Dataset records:

_ _ _

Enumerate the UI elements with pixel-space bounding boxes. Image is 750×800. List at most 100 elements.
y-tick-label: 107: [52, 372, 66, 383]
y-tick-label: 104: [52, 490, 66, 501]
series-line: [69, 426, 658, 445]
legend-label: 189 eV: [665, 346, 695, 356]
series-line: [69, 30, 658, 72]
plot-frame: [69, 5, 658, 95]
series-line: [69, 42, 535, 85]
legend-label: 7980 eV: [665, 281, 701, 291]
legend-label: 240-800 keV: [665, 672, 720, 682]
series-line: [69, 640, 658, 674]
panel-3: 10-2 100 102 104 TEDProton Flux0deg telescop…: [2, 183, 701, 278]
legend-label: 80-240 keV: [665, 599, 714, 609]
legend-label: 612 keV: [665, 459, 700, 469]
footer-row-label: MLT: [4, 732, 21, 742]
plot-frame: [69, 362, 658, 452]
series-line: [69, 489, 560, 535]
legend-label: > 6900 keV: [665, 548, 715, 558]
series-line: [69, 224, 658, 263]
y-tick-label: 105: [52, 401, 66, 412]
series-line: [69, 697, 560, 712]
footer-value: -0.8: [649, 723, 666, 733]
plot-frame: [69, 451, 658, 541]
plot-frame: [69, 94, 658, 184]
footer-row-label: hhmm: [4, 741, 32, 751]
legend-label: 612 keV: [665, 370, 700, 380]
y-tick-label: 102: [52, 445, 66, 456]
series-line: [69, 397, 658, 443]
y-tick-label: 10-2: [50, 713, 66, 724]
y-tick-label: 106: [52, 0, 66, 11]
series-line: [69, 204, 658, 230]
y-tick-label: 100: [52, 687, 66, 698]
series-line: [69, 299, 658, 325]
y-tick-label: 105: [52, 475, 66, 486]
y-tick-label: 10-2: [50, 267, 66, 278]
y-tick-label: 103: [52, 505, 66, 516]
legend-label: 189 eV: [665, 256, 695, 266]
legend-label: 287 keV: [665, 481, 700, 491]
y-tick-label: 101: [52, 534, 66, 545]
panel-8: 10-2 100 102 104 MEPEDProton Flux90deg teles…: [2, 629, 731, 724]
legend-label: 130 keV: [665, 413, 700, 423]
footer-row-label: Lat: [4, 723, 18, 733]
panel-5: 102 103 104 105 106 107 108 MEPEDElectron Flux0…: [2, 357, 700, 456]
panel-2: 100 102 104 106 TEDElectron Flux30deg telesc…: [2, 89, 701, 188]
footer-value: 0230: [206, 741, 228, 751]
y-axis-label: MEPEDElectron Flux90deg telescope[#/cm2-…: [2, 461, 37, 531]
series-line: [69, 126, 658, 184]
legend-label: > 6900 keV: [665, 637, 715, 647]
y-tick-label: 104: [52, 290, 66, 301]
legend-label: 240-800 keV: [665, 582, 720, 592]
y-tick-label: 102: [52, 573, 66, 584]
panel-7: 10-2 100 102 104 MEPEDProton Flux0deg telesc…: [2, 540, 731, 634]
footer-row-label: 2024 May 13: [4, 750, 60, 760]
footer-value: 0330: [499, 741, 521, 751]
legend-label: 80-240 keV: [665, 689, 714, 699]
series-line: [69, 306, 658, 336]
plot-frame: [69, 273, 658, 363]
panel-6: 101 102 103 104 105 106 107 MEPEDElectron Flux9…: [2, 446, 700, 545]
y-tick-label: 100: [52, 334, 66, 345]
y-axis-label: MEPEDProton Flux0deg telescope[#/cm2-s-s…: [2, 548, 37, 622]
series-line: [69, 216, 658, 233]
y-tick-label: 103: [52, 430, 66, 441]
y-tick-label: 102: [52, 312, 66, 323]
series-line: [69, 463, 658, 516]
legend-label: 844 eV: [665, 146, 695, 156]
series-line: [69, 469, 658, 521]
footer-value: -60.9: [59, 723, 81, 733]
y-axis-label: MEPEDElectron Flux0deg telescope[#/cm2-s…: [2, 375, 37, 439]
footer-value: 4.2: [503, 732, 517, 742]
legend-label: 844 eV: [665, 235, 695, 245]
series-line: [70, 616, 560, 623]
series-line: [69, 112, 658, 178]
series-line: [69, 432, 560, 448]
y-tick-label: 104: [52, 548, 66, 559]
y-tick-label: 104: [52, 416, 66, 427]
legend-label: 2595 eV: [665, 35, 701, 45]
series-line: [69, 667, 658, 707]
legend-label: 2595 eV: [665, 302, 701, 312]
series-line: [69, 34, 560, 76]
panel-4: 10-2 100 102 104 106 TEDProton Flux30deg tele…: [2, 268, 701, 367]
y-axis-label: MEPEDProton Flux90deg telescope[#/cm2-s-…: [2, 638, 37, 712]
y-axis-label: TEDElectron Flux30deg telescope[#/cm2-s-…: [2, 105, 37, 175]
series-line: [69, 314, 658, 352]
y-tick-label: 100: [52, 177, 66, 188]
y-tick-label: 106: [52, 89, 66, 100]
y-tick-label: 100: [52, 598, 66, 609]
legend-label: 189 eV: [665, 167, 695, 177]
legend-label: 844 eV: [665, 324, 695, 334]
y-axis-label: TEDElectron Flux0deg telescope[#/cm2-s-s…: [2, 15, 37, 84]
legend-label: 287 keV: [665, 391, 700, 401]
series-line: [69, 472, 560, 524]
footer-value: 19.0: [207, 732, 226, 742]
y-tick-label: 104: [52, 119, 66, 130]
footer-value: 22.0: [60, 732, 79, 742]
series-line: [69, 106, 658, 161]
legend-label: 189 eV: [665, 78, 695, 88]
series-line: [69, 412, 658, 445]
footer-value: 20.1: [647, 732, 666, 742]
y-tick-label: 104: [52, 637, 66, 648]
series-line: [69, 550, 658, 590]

_ _ _

Reproduce every one of the lines above word for word.

The result:
Enumerate the UI elements with pixel-space bounding boxes. Image is 750×800. List at most 100 elements.
y-tick-label: 107: [52, 372, 66, 383]
y-tick-label: 104: [52, 490, 66, 501]
series-line: [69, 426, 658, 445]
legend-label: 189 eV: [665, 346, 695, 356]
series-line: [69, 30, 658, 72]
plot-frame: [69, 5, 658, 95]
series-line: [69, 42, 535, 85]
legend-label: 7980 eV: [665, 281, 701, 291]
legend-label: 240-800 keV: [665, 672, 720, 682]
series-line: [69, 640, 658, 674]
panel-3: 10-2 100 102 104 TEDProton Flux0deg telescop…: [2, 183, 701, 278]
legend-label: 80-240 keV: [665, 599, 714, 609]
legend-label: 612 keV: [665, 459, 700, 469]
footer-row-label: MLT: [4, 732, 21, 742]
plot-frame: [69, 362, 658, 452]
series-line: [69, 489, 560, 535]
legend-label: > 6900 keV: [665, 548, 715, 558]
series-line: [69, 224, 658, 263]
y-tick-label: 105: [52, 401, 66, 412]
series-line: [69, 697, 560, 712]
footer-value: -0.8: [649, 723, 666, 733]
plot-frame: [69, 451, 658, 541]
plot-frame: [69, 94, 658, 184]
footer-row-label: hhmm: [4, 741, 32, 751]
legend-label: 612 keV: [665, 370, 700, 380]
y-tick-label: 102: [52, 445, 66, 456]
series-line: [69, 397, 658, 443]
y-tick-label: 10-2: [50, 713, 66, 724]
y-tick-label: 106: [52, 0, 66, 11]
series-line: [69, 204, 658, 230]
y-tick-label: 100: [52, 687, 66, 698]
series-line: [69, 299, 658, 325]
y-tick-label: 105: [52, 475, 66, 486]
y-tick-label: 10-2: [50, 267, 66, 278]
y-tick-label: 103: [52, 505, 66, 516]
legend-label: 189 eV: [665, 256, 695, 266]
legend-label: 287 keV: [665, 481, 700, 491]
y-tick-label: 101: [52, 534, 66, 545]
panel-8: 10-2 100 102 104 MEPEDProton Flux90deg teles…: [2, 629, 731, 724]
legend-label: 130 keV: [665, 413, 700, 423]
footer-row-label: Lat: [4, 723, 18, 733]
panel-5: 102 103 104 105 106 107 108 MEPEDElectron Flux0…: [2, 357, 700, 456]
panel-2: 100 102 104 106 TEDElectron Flux30deg telesc…: [2, 89, 701, 188]
footer-value: 0230: [206, 741, 228, 751]
y-axis-label: MEPEDElectron Flux90deg telescope[#/cm2-…: [2, 461, 37, 531]
series-line: [69, 126, 658, 184]
legend-label: > 6900 keV: [665, 637, 715, 647]
y-tick-label: 104: [52, 290, 66, 301]
legend-label: 240-800 keV: [665, 582, 720, 592]
y-tick-label: 102: [52, 573, 66, 584]
panel-7: 10-2 100 102 104 MEPEDProton Flux0deg telesc…: [2, 540, 731, 634]
footer-row-label: 2024 May 13: [4, 750, 60, 760]
footer-value: 0330: [499, 741, 521, 751]
legend-label: 80-240 keV: [665, 689, 714, 699]
series-line: [69, 306, 658, 336]
plot-frame: [69, 273, 658, 363]
panel-6: 101 102 103 104 105 106 107 MEPEDElectron Flux9…: [2, 446, 700, 545]
y-tick-label: 100: [52, 334, 66, 345]
y-axis-label: MEPEDProton Flux0deg telescope[#/cm2-s-s…: [2, 548, 37, 622]
series-line: [69, 216, 658, 233]
y-tick-label: 103: [52, 430, 66, 441]
y-tick-label: 102: [52, 312, 66, 323]
series-line: [69, 463, 658, 516]
legend-label: 844 eV: [665, 146, 695, 156]
series-line: [69, 469, 658, 521]
footer-value: -60.9: [59, 723, 81, 733]
y-axis-label: MEPEDElectron Flux0deg telescope[#/cm2-s…: [2, 375, 37, 439]
footer-value: 4.2: [503, 732, 517, 742]
legend-label: 844 eV: [665, 235, 695, 245]
series-line: [70, 616, 560, 623]
series-line: [69, 112, 658, 178]
series-line: [69, 432, 560, 448]
y-tick-label: 104: [52, 548, 66, 559]
y-tick-label: 104: [52, 416, 66, 427]
legend-label: 2595 eV: [665, 35, 701, 45]
series-line: [69, 667, 658, 707]
legend-label: 2595 eV: [665, 302, 701, 312]
series-line: [69, 34, 560, 76]
panel-4: 10-2 100 102 104 106 TEDProton Flux30deg tele…: [2, 268, 701, 367]
y-axis-label: MEPEDProton Flux90deg telescope[#/cm2-s-…: [2, 638, 37, 712]
y-axis-label: TEDElectron Flux30deg telescope[#/cm2-s-…: [2, 105, 37, 175]
series-line: [69, 314, 658, 352]
y-tick-label: 100: [52, 177, 66, 188]
y-tick-label: 106: [52, 89, 66, 100]
y-tick-label: 100: [52, 598, 66, 609]
legend-label: 189 eV: [665, 167, 695, 177]
legend-label: 844 eV: [665, 324, 695, 334]
y-axis-label: TEDElectron Flux0deg telescope[#/cm2-s-s…: [2, 15, 37, 84]
legend-label: 287 keV: [665, 391, 700, 401]
series-line: [69, 472, 560, 524]
footer-value: 19.0: [207, 732, 226, 742]
y-tick-label: 104: [52, 119, 66, 130]
footer-value: 22.0: [60, 732, 79, 742]
series-line: [69, 106, 658, 161]
legend-label: 189 eV: [665, 78, 695, 88]
series-line: [69, 412, 658, 445]
footer-value: 20.1: [647, 732, 666, 742]
y-tick-label: 104: [52, 637, 66, 648]
series-line: [69, 550, 658, 590]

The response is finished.